Exercise details: Copy out the listing that follows, exact in every word, and skip the images.

Data excerpts:
┌──
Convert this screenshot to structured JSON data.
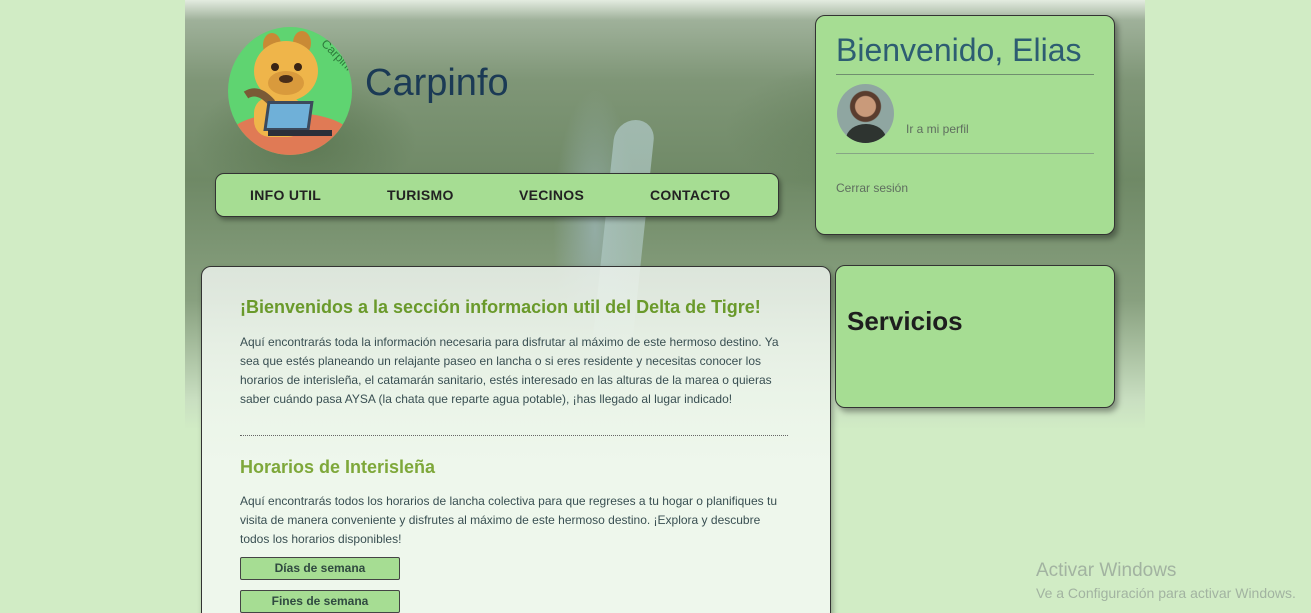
{
  "header": {
    "brand": "Carpinfo",
    "logo_text": "Carpinfo"
  },
  "nav": {
    "items": [
      "INFO UTIL",
      "TURISMO",
      "VECINOS",
      "CONTACTO"
    ]
  },
  "user_panel": {
    "greeting": "Bienvenido, Elias",
    "profile_link": "Ir a mi perfil",
    "logout_link": "Cerrar sesión"
  },
  "main": {
    "title": "¡Bienvenidos a la sección informacion util del Delta de Tigre!",
    "intro": "Aquí encontrarás toda la información necesaria para disfrutar al máximo de este hermoso destino. Ya sea que estés planeando un relajante paseo en lancha o si eres residente y necesitas conocer los horarios de interisleña, el catamarán sanitario, estés interesado en las alturas de la marea o quieras saber cuándo pasa AYSA (la chata que reparte agua potable), ¡has llegado al lugar indicado!",
    "section_title": "Horarios de Interisleña",
    "section_text": "Aquí encontrarás todos los horarios de lancha colectiva para que regreses a tu hogar o planifiques tu visita de manera conveniente y disfrutes al máximo de este hermoso destino. ¡Explora y descubre todos los horarios disponibles!",
    "buttons": [
      "Días de semana",
      "Fines de semana"
    ]
  },
  "services": {
    "title": "Servicios"
  },
  "watermark": {
    "line1": "Activar Windows",
    "line2": "Ve a Configuración para activar Windows."
  },
  "colors": {
    "panel_green": "#a6dd93",
    "page_bg": "#d1ecc5",
    "title_green": "#6a9a2b",
    "brand_blue": "#1b3a55"
  }
}
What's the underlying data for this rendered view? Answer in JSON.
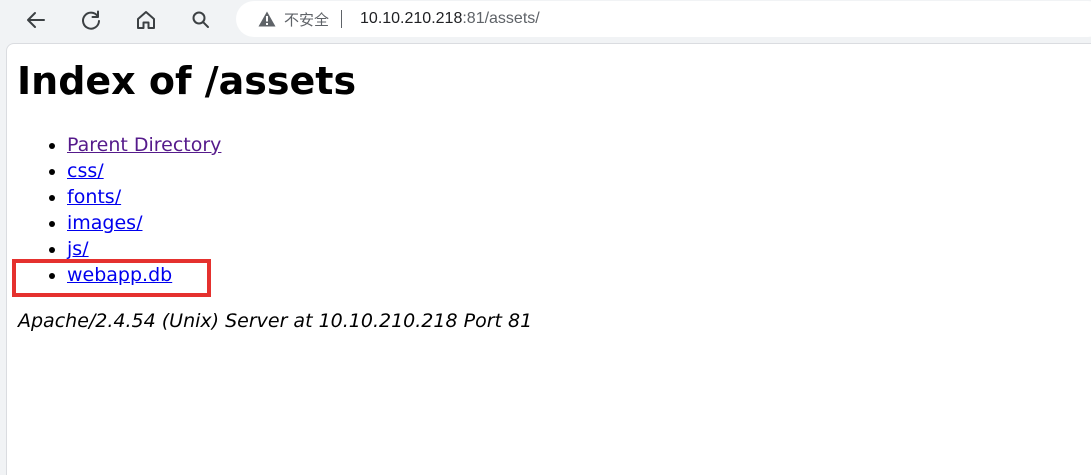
└──
Reply:
Convert this screenshot to structured JSON data.
{
  "header": {
    "brand": "Carpinfo",
    "logo_text": "Carpinfo"
  },
  "nav": {
    "items": [
      "INFO UTIL",
      "TURISMO",
      "VECINOS",
      "CONTACTO"
    ]
  },
  "user_panel": {
    "greeting": "Bienvenido, Elias",
    "profile_link": "Ir a mi perfil",
    "logout_link": "Cerrar sesión"
  },
  "main": {
    "title": "¡Bienvenidos a la sección informacion util del Delta de Tigre!",
    "intro": "Aquí encontrarás toda la información necesaria para disfrutar al máximo de este hermoso destino. Ya sea que estés planeando un relajante paseo en lancha o si eres residente y necesitas conocer los horarios de interisleña, el catamarán sanitario, estés interesado en las alturas de la marea o quieras saber cuándo pasa AYSA (la chata que reparte agua potable), ¡has llegado al lugar indicado!",
    "section_title": "Horarios de Interisleña",
    "section_text": "Aquí encontrarás todos los horarios de lancha colectiva para que regreses a tu hogar o planifiques tu visita de manera conveniente y disfrutes al máximo de este hermoso destino. ¡Explora y descubre todos los horarios disponibles!",
    "buttons": [
      "Días de semana",
      "Fines de semana"
    ]
  },
  "services": {
    "title": "Servicios"
  },
  "watermark": {
    "line1": "Activar Windows",
    "line2": "Ve a Configuración para activar Windows."
  },
  "colors": {
    "panel_green": "#a6dd93",
    "page_bg": "#d1ecc5",
    "title_green": "#6a9a2b",
    "brand_blue": "#1b3a55"
  }
}
What's the underlying data for this rendered view? Answer in JSON.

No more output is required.